[Begin RECORD LIST]

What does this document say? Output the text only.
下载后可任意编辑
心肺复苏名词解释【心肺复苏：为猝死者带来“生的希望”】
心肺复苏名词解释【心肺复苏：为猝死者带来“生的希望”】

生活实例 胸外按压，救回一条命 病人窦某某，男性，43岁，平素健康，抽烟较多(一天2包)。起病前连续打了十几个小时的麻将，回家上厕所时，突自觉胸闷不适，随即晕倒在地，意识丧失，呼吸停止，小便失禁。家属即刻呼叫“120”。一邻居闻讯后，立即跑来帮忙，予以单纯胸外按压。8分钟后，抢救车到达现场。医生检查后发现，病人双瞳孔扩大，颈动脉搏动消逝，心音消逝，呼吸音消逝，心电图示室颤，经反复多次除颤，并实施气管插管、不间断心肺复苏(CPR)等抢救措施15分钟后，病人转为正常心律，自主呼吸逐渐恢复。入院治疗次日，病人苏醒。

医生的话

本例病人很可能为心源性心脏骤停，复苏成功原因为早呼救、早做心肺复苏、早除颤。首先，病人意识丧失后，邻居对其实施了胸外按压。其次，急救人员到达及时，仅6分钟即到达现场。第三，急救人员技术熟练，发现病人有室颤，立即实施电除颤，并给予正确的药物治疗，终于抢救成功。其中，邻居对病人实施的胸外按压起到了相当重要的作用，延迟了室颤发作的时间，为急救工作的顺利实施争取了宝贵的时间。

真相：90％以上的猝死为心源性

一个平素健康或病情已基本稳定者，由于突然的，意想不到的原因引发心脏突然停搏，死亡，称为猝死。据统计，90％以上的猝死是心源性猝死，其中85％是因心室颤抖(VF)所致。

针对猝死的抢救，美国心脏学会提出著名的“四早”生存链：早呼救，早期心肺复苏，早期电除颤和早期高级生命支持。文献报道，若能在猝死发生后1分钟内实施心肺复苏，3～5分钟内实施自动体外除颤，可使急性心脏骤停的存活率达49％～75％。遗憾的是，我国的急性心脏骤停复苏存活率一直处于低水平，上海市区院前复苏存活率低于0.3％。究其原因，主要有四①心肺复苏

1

[End RECORD LIST]

PROBLEM TO SOLVE → Transcribe the data. Leave every line exactly as it is.

SOLUTION TO THE EXERCISE →
What does this document say? Output the text only.
下载后可任意编辑
心肺复苏名词解释【心肺复苏：为猝死者带来“生的希望”】
心肺复苏名词解释【心肺复苏：为猝死者带来“生的希望”】

生活实例 胸外按压，救回一条命 病人窦某某，男性，43岁，平素健康，抽烟较多(一天2包)。起病前连续打了十几个小时的麻将，回家上厕所时，突自觉胸闷不适，随即晕倒在地，意识丧失，呼吸停止，小便失禁。家属即刻呼叫“120”。一邻居闻讯后，立即跑来帮忙，予以单纯胸外按压。8分钟后，抢救车到达现场。医生检查后发现，病人双瞳孔扩大，颈动脉搏动消逝，心音消逝，呼吸音消逝，心电图示室颤，经反复多次除颤，并实施气管插管、不间断心肺复苏(CPR)等抢救措施15分钟后，病人转为正常心律，自主呼吸逐渐恢复。入院治疗次日，病人苏醒。

医生的话

本例病人很可能为心源性心脏骤停，复苏成功原因为早呼救、早做心肺复苏、早除颤。首先，病人意识丧失后，邻居对其实施了胸外按压。其次，急救人员到达及时，仅6分钟即到达现场。第三，急救人员技术熟练，发现病人有室颤，立即实施电除颤，并给予正确的药物治疗，终于抢救成功。其中，邻居对病人实施的胸外按压起到了相当重要的作用，延迟了室颤发作的时间，为急救工作的顺利实施争取了宝贵的时间。

真相：90％以上的猝死为心源性

一个平素健康或病情已基本稳定者，由于突然的，意想不到的原因引发心脏突然停搏，死亡，称为猝死。据统计，90％以上的猝死是心源性猝死，其中85％是因心室颤抖(VF)所致。

针对猝死的抢救，美国心脏学会提出著名的“四早”生存链：早呼救，早期心肺复苏，早期电除颤和早期高级生命支持。文献报道，若能在猝死发生后1分钟内实施心肺复苏，3～5分钟内实施自动体外除颤，可使急性心脏骤停的存活率达49％～75％。遗憾的是，我国的急性心脏骤停复苏存活率一直处于低水平，上海市区院前复苏存活率低于0.3％。究其原因，主要有四①心肺复苏

1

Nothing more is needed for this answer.